start DATA EXTRACT

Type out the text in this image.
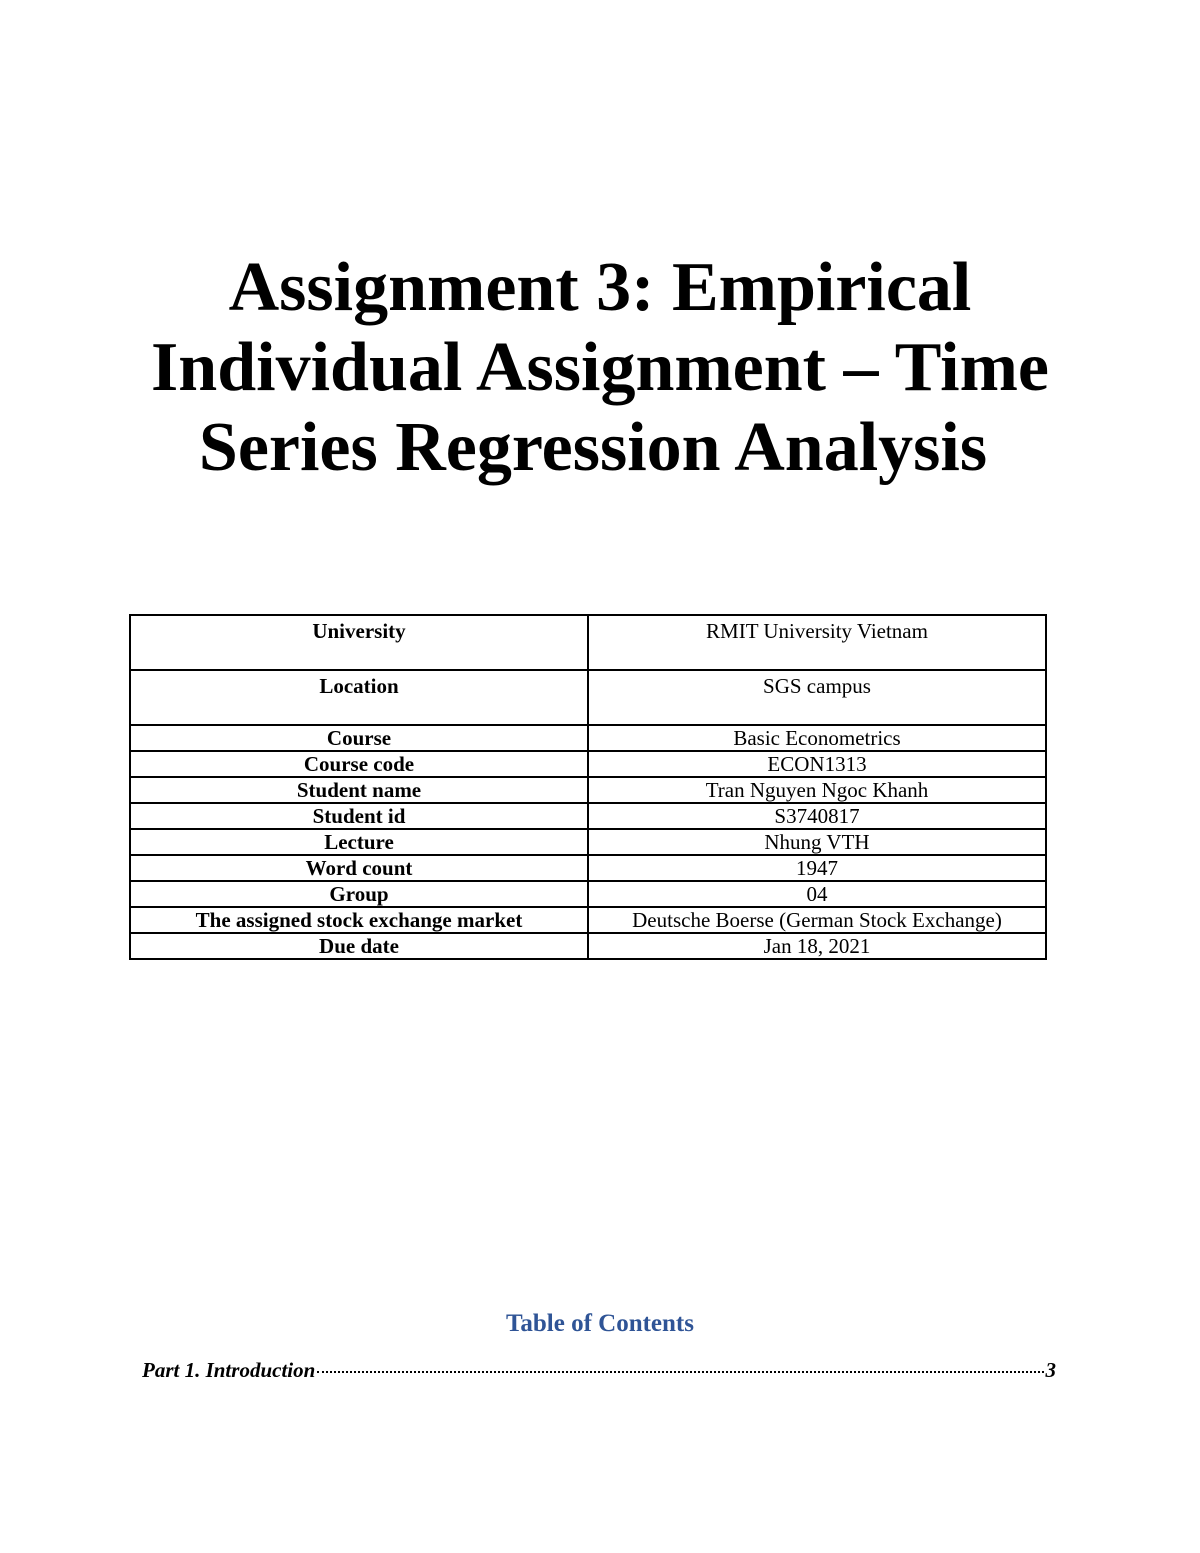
Assignment 3: Empirical
Individual Assignment – Time
Series Regression Analysis
University	RMIT University Vietnam
Location	SGS campus
Course	Basic Econometrics
Course code	ECON1313
Student name	Tran Nguyen Ngoc Khanh
Student id	S3740817
Lecture	Nhung VTH
Word count	1947
Group	04
The assigned stock exchange market	Deutsche Boerse (German Stock Exchange)
Due date	Jan 18, 2021
Table of Contents
Part 1. Introduction	3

end DATA EXTRACT

**WHAT THIS TASK INVOLVES**
Keep the pictures out of your copy, and repeat every entry above exactly.

**COMPLETED EXERCISE**
Type out the text in this image.
Assignment 3: Empirical
Individual Assignment – Time
Series Regression Analysis
University	RMIT University Vietnam
Location	SGS campus
Course	Basic Econometrics
Course code	ECON1313
Student name	Tran Nguyen Ngoc Khanh
Student id	S3740817
Lecture	Nhung VTH
Word count	1947
Group	04
The assigned stock exchange market	Deutsche Boerse (German Stock Exchange)
Due date	Jan 18, 2021
Table of Contents
Part 1. Introduction	3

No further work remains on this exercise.